─── The records

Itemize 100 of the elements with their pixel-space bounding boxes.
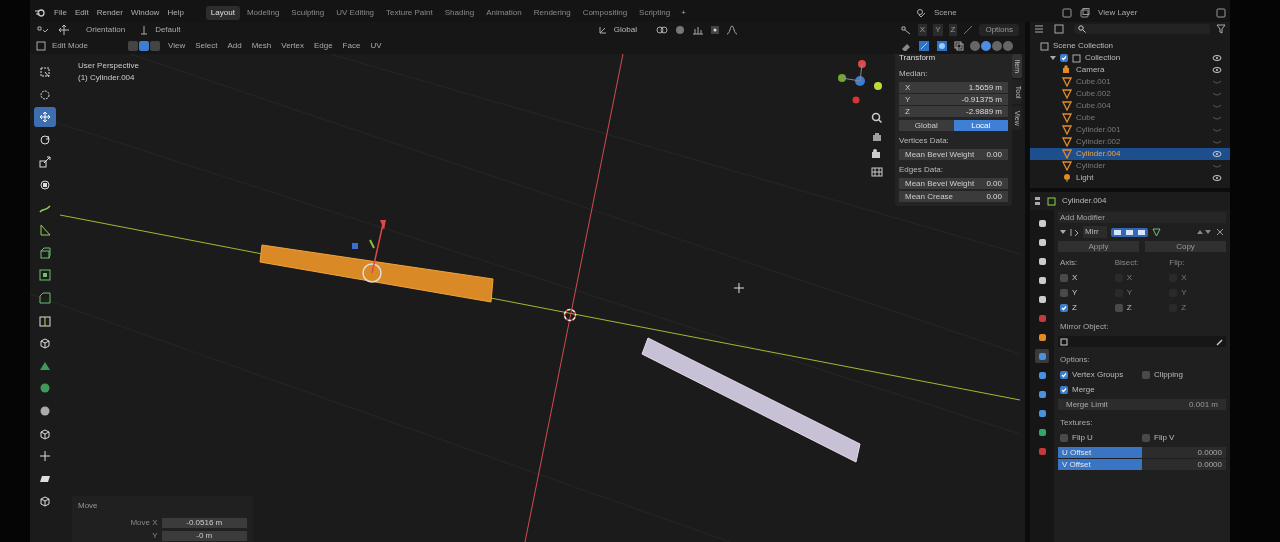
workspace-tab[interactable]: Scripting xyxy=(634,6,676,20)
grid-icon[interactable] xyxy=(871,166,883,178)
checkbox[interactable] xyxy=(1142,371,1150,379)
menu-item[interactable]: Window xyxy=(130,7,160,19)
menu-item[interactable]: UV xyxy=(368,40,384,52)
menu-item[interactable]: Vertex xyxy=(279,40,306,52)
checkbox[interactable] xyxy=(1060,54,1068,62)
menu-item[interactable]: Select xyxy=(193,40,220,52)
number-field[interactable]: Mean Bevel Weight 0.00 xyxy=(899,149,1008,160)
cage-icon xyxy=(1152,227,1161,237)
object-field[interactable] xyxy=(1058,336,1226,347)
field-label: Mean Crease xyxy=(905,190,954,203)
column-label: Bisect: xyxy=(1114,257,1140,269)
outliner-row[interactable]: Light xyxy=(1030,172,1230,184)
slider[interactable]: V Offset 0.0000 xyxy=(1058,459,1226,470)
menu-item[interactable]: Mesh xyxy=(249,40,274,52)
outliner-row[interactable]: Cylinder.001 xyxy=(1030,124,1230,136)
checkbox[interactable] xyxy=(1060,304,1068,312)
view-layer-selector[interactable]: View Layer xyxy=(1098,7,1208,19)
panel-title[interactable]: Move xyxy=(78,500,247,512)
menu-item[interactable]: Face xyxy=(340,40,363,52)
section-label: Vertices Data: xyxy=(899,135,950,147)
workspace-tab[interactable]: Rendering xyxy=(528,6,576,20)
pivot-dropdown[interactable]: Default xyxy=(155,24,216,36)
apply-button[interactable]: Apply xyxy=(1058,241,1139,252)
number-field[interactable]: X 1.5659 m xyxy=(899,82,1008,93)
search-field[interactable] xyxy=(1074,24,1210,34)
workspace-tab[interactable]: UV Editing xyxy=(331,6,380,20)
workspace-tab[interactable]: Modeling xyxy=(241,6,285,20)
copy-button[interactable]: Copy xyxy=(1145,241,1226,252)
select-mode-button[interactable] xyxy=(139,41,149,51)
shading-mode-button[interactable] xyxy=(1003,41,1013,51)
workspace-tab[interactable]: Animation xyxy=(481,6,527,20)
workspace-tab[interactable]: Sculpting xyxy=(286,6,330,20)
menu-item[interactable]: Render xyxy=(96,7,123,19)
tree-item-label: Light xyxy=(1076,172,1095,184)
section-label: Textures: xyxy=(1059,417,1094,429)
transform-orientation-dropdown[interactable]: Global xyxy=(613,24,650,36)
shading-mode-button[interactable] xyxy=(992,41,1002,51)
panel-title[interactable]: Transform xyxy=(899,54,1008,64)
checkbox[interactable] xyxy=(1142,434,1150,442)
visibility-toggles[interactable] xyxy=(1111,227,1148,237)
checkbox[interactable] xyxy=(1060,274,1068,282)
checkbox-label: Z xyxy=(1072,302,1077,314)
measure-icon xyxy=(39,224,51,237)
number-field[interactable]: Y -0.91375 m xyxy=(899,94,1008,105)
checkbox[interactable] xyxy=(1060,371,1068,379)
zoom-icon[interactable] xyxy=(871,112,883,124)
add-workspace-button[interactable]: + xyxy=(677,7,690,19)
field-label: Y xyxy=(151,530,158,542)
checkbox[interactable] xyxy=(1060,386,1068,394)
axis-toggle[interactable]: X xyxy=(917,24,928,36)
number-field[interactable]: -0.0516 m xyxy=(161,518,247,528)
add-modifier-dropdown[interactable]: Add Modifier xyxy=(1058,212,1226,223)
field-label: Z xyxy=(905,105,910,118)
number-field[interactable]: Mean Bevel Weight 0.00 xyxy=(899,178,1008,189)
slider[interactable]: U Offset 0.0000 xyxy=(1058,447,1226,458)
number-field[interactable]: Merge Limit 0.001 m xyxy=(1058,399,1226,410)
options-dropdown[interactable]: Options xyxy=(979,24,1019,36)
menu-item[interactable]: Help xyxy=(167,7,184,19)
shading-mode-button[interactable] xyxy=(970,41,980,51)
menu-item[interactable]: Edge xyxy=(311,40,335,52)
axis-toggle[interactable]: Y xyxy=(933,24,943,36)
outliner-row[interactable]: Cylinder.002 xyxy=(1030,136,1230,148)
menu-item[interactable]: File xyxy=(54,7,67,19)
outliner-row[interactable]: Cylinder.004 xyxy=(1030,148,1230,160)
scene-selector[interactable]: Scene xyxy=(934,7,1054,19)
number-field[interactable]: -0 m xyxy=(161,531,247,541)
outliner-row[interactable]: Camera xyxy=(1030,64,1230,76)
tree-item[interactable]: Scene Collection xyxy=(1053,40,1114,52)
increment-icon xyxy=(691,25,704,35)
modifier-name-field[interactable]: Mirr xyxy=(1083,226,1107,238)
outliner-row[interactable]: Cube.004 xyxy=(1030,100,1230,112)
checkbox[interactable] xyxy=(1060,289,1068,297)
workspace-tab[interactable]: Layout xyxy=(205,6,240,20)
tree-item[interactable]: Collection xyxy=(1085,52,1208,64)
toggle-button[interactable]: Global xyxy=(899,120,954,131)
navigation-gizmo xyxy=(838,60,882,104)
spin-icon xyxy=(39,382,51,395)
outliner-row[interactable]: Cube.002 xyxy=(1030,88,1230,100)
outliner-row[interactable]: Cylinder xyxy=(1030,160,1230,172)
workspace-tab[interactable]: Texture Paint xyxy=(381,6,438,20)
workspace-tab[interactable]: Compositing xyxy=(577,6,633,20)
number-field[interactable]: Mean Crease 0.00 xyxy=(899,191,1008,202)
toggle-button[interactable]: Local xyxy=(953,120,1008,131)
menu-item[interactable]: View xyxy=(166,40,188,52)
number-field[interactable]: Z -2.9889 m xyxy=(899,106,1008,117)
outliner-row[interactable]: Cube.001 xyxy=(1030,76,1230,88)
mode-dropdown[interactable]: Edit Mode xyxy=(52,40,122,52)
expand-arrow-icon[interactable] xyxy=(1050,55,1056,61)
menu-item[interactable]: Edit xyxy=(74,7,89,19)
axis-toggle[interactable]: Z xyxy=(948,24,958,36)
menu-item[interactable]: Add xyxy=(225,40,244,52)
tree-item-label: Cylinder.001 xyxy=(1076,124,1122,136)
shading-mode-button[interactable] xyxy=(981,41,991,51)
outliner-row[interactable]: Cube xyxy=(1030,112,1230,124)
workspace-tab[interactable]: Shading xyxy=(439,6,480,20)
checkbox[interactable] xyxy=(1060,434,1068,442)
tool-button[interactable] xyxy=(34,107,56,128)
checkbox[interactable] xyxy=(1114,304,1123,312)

──────
─── The records

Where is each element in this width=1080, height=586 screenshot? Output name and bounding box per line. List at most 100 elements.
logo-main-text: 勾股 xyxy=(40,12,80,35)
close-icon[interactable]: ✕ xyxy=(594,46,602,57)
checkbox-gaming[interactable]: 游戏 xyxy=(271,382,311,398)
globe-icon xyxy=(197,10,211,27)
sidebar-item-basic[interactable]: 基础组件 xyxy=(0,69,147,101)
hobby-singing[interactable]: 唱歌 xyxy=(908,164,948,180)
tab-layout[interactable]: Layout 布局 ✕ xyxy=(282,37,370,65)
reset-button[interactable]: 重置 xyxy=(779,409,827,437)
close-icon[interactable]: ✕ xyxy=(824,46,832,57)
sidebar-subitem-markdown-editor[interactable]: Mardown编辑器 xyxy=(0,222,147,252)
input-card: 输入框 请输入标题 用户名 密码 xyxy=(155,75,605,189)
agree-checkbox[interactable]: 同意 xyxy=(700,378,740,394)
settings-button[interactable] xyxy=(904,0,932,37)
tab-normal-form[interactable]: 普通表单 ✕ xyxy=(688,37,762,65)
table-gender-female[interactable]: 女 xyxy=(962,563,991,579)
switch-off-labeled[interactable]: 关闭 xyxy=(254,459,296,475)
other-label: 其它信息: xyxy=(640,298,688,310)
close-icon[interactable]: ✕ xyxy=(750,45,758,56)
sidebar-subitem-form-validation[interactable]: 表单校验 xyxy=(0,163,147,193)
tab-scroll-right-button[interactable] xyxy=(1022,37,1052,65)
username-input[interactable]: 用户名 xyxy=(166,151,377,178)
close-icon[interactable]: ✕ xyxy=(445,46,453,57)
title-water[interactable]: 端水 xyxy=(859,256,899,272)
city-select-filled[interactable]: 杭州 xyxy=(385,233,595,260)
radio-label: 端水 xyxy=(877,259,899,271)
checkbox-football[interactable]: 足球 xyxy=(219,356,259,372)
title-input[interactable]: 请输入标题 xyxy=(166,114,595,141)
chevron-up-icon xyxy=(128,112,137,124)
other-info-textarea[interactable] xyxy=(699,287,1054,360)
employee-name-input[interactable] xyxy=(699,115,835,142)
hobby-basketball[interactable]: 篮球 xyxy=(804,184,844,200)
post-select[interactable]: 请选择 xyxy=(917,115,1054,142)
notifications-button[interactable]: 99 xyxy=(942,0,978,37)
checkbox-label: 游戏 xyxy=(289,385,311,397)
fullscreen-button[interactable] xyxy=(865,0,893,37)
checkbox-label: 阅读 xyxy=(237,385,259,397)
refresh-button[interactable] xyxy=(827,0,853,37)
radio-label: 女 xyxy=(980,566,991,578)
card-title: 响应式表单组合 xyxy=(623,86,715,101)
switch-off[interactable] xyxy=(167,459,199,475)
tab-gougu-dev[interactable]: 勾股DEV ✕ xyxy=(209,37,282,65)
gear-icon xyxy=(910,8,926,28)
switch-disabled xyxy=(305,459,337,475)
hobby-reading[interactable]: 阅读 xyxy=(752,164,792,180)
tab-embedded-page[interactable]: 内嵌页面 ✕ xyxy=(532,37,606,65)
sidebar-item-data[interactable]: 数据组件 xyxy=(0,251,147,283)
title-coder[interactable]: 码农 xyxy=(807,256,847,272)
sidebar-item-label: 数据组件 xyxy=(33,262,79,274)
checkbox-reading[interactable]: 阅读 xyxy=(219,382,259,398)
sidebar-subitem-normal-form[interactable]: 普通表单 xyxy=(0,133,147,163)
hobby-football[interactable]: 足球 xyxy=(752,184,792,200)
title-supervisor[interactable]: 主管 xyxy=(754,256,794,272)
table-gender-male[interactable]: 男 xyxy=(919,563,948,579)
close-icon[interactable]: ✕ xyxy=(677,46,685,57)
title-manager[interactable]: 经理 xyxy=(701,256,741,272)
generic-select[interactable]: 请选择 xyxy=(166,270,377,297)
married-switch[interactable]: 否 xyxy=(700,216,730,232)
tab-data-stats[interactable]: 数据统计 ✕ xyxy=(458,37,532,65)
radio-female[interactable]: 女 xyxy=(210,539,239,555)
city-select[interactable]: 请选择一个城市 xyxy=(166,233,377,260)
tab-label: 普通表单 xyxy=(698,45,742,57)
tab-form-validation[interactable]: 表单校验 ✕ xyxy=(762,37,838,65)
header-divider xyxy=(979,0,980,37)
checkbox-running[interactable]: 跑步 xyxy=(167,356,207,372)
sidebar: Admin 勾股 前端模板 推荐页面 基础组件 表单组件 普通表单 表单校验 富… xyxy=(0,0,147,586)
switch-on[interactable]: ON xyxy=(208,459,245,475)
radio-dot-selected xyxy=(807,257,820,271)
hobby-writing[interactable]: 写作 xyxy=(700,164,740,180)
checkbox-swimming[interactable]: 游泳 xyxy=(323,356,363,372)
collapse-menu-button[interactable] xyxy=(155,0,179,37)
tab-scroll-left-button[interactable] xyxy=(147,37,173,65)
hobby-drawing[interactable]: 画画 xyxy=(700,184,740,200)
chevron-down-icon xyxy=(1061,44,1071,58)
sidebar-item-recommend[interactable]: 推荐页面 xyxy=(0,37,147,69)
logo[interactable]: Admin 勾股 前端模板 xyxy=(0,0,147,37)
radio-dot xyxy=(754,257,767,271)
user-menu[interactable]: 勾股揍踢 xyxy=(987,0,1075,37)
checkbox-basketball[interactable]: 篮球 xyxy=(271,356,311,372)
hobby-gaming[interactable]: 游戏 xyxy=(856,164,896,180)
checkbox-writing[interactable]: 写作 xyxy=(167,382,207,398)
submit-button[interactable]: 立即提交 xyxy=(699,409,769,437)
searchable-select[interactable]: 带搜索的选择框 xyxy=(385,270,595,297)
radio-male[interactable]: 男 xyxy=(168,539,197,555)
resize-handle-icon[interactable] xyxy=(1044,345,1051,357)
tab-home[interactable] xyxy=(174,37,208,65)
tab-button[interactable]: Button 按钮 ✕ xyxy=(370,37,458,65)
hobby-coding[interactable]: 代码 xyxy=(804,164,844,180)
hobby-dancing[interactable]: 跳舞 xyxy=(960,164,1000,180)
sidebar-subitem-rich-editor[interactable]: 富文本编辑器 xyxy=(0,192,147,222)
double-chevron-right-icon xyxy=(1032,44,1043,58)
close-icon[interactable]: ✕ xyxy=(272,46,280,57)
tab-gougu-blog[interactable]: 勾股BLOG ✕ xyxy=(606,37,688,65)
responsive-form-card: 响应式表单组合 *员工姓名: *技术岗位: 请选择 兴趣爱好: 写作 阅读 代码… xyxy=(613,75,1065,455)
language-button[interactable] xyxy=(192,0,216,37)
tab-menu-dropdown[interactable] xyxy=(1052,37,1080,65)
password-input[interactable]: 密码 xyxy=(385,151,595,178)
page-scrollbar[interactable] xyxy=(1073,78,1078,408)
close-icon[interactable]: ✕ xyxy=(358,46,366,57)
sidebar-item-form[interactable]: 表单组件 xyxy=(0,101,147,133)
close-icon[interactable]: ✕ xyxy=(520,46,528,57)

──────

Work to do: In the records above, copy every line from the one containing "workspace-tab[interactable]: Scripting xyxy=(634,6,676,20)" down to the one containing "menu-item[interactable]: UV xyxy=(368,40,384,52)", both ends included, without changing anything.

Response:
workspace-tab[interactable]: Scripting xyxy=(634,6,676,20)
grid-icon[interactable] xyxy=(871,166,883,178)
checkbox[interactable] xyxy=(1142,371,1150,379)
menu-item[interactable]: Window xyxy=(130,7,160,19)
menu-item[interactable]: UV xyxy=(368,40,384,52)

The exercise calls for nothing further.